*TASK INSTRUCTIONS*. Transcribe everything in the data word for word. Pictures are left out.

(Dataset records)
════════
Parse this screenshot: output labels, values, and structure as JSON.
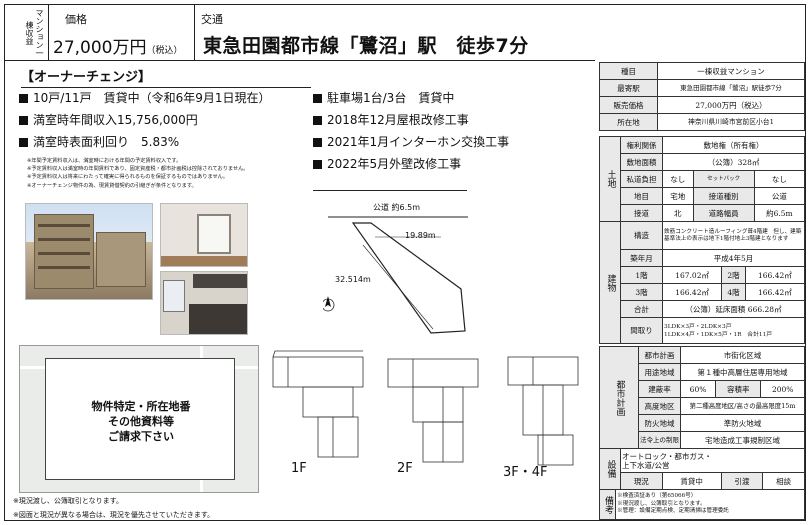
{
  "header": {
    "tag": "マンション一棟収益",
    "price_caption": "価格",
    "price": "27,000万円",
    "price_tax": "（税込）",
    "access_caption": "交通",
    "access": "東急田園都市線「鷺沼」駅　徒歩7分"
  },
  "owner_change": "【オーナーチェンジ】",
  "bullets": {
    "b1": "10戸/11戸　賃貸中（令和6年9月1日現在）",
    "b2": "満室時年間収入15,756,000円",
    "b3": "満室時表面利回り　5.83%",
    "b4": "駐車場1台/3台　賃貸中",
    "b5": "2018年12月屋根改修工事",
    "b6": "2021年1月インターホン交換工事",
    "b7": "2022年5月外壁改修工事"
  },
  "notes": [
    "※年間予定賃料収入は、満室時における年間の予定賃料収入です。",
    "※予定賃料収入は満室時の年間賃料であり、固定資産税・都市計画税は控除されておりません。",
    "※予定賃料収入は将来にわたって確実に得られるものを保証するものではありません。",
    "※オーナーチェンジ物件の為、現賃貸借契約の引継ぎが条件となります。"
  ],
  "site_plan": {
    "road": "公道 約6.5m",
    "dim1": "19.89m",
    "dim2": "32.514m"
  },
  "map_message": {
    "l1": "物件特定・所在地番",
    "l2": "その他資料等",
    "l3": "ご請求下さい"
  },
  "floors": {
    "f1": "1F",
    "f2": "2F",
    "f3": "3F・4F"
  },
  "footer": {
    "f1": "※現況渡し、公簿取引となります。",
    "f2": "※図面と現況が異なる場合は、現況を優先させていただきます。"
  },
  "table": {
    "type_label": "種目",
    "type": "一棟収益マンション",
    "station_label": "最寄駅",
    "station": "東急田園都市線「鷺沼」駅徒歩7分",
    "price_label": "販売価格",
    "price": "27,000万円（税込）",
    "location_label": "所在地",
    "location": "神奈川県川崎市宮前区小台1",
    "land_side": "土地",
    "rights_label": "権利関係",
    "rights": "敷地権（所有権）",
    "area_label": "敷地面積",
    "area": "（公簿）328㎡",
    "private_road_label": "私道負担",
    "private_road": "なし",
    "setback_label": "セットバック",
    "setback": "なし",
    "landuse_label": "地目",
    "landuse": "宅地",
    "road_type_label": "接道種別",
    "road_type": "公道",
    "road_dir_label": "接道",
    "road_dir": "北",
    "road_width_label": "道路幅員",
    "road_width": "約6.5m",
    "bldg_side": "建物",
    "structure_label": "構造",
    "structure": "鉄筋コンクリート造ルーフィング葺4階建　但し、建築基準法上の表示は地下1階付地上3階建となります",
    "built_label": "築年月",
    "built": "平成4年5月",
    "f1_label": "1階",
    "f1": "167.02㎡",
    "f2_label": "2階",
    "f2": "166.42㎡",
    "f3_label": "3階",
    "f3": "166.42㎡",
    "f4_label": "4階",
    "f4": "166.42㎡",
    "total_label": "合計",
    "total": "（公簿）延床面積 666.28㎡",
    "layout_label": "間取り",
    "layout1": "3LDK×3戸・2LDK×3戸",
    "layout2": "1LDK×4戸・1DK×5戸・1R　合計11戸",
    "city_side": "都市計画",
    "urban_label": "都市計画",
    "urban": "市街化区域",
    "zone_label": "用途地域",
    "zone": "第１種中高層住居専用地域",
    "bcr_label": "建蔽率",
    "bcr": "60%",
    "far_label": "容積率",
    "far": "200%",
    "height_label": "高度地区",
    "height": "第二種高度地区/高さの最高限度15m",
    "fire_label": "防火地域",
    "fire": "準防火地域",
    "other_label": "法令上の制限",
    "other": "宅地造成工事規制区域",
    "facility_side": "設備",
    "facility1": "オートロック・都市ガス・",
    "facility2": "上下水道/公営",
    "status_label": "現況",
    "status": "賃貸中",
    "handover_label": "引渡",
    "handover": "相談",
    "remarks_side": "備考",
    "r1": "※検査済証あり（第65066号）",
    "r2": "※現況渡し、公簿取引となります。",
    "r3": "※管理：設備定期点検、定期清掃は管理委託"
  }
}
════════
*OUTPUT FOR THIS EXERCISE*.
Parse this screenshot: output labels, values, and structure as JSON.
{
  "header": {
    "tag": "マンション一棟収益",
    "price_caption": "価格",
    "price": "27,000万円",
    "price_tax": "（税込）",
    "access_caption": "交通",
    "access": "東急田園都市線「鷺沼」駅　徒歩7分"
  },
  "owner_change": "【オーナーチェンジ】",
  "bullets": {
    "b1": "10戸/11戸　賃貸中（令和6年9月1日現在）",
    "b2": "満室時年間収入15,756,000円",
    "b3": "満室時表面利回り　5.83%",
    "b4": "駐車場1台/3台　賃貸中",
    "b5": "2018年12月屋根改修工事",
    "b6": "2021年1月インターホン交換工事",
    "b7": "2022年5月外壁改修工事"
  },
  "notes": [
    "※年間予定賃料収入は、満室時における年間の予定賃料収入です。",
    "※予定賃料収入は満室時の年間賃料であり、固定資産税・都市計画税は控除されておりません。",
    "※予定賃料収入は将来にわたって確実に得られるものを保証するものではありません。",
    "※オーナーチェンジ物件の為、現賃貸借契約の引継ぎが条件となります。"
  ],
  "site_plan": {
    "road": "公道 約6.5m",
    "dim1": "19.89m",
    "dim2": "32.514m"
  },
  "map_message": {
    "l1": "物件特定・所在地番",
    "l2": "その他資料等",
    "l3": "ご請求下さい"
  },
  "floors": {
    "f1": "1F",
    "f2": "2F",
    "f3": "3F・4F"
  },
  "footer": {
    "f1": "※現況渡し、公簿取引となります。",
    "f2": "※図面と現況が異なる場合は、現況を優先させていただきます。"
  },
  "table": {
    "type_label": "種目",
    "type": "一棟収益マンション",
    "station_label": "最寄駅",
    "station": "東急田園都市線「鷺沼」駅徒歩7分",
    "price_label": "販売価格",
    "price": "27,000万円（税込）",
    "location_label": "所在地",
    "location": "神奈川県川崎市宮前区小台1",
    "land_side": "土地",
    "rights_label": "権利関係",
    "rights": "敷地権（所有権）",
    "area_label": "敷地面積",
    "area": "（公簿）328㎡",
    "private_road_label": "私道負担",
    "private_road": "なし",
    "setback_label": "セットバック",
    "setback": "なし",
    "landuse_label": "地目",
    "landuse": "宅地",
    "road_type_label": "接道種別",
    "road_type": "公道",
    "road_dir_label": "接道",
    "road_dir": "北",
    "road_width_label": "道路幅員",
    "road_width": "約6.5m",
    "bldg_side": "建物",
    "structure_label": "構造",
    "structure": "鉄筋コンクリート造ルーフィング葺4階建　但し、建築基準法上の表示は地下1階付地上3階建となります",
    "built_label": "築年月",
    "built": "平成4年5月",
    "f1_label": "1階",
    "f1": "167.02㎡",
    "f2_label": "2階",
    "f2": "166.42㎡",
    "f3_label": "3階",
    "f3": "166.42㎡",
    "f4_label": "4階",
    "f4": "166.42㎡",
    "total_label": "合計",
    "total": "（公簿）延床面積 666.28㎡",
    "layout_label": "間取り",
    "layout1": "3LDK×3戸・2LDK×3戸",
    "layout2": "1LDK×4戸・1DK×5戸・1R　合計11戸",
    "city_side": "都市計画",
    "urban_label": "都市計画",
    "urban": "市街化区域",
    "zone_label": "用途地域",
    "zone": "第１種中高層住居専用地域",
    "bcr_label": "建蔽率",
    "bcr": "60%",
    "far_label": "容積率",
    "far": "200%",
    "height_label": "高度地区",
    "height": "第二種高度地区/高さの最高限度15m",
    "fire_label": "防火地域",
    "fire": "準防火地域",
    "other_label": "法令上の制限",
    "other": "宅地造成工事規制区域",
    "facility_side": "設備",
    "facility1": "オートロック・都市ガス・",
    "facility2": "上下水道/公営",
    "status_label": "現況",
    "status": "賃貸中",
    "handover_label": "引渡",
    "handover": "相談",
    "remarks_side": "備考",
    "r1": "※検査済証あり（第65066号）",
    "r2": "※現況渡し、公簿取引となります。",
    "r3": "※管理：設備定期点検、定期清掃は管理委託"
  }
}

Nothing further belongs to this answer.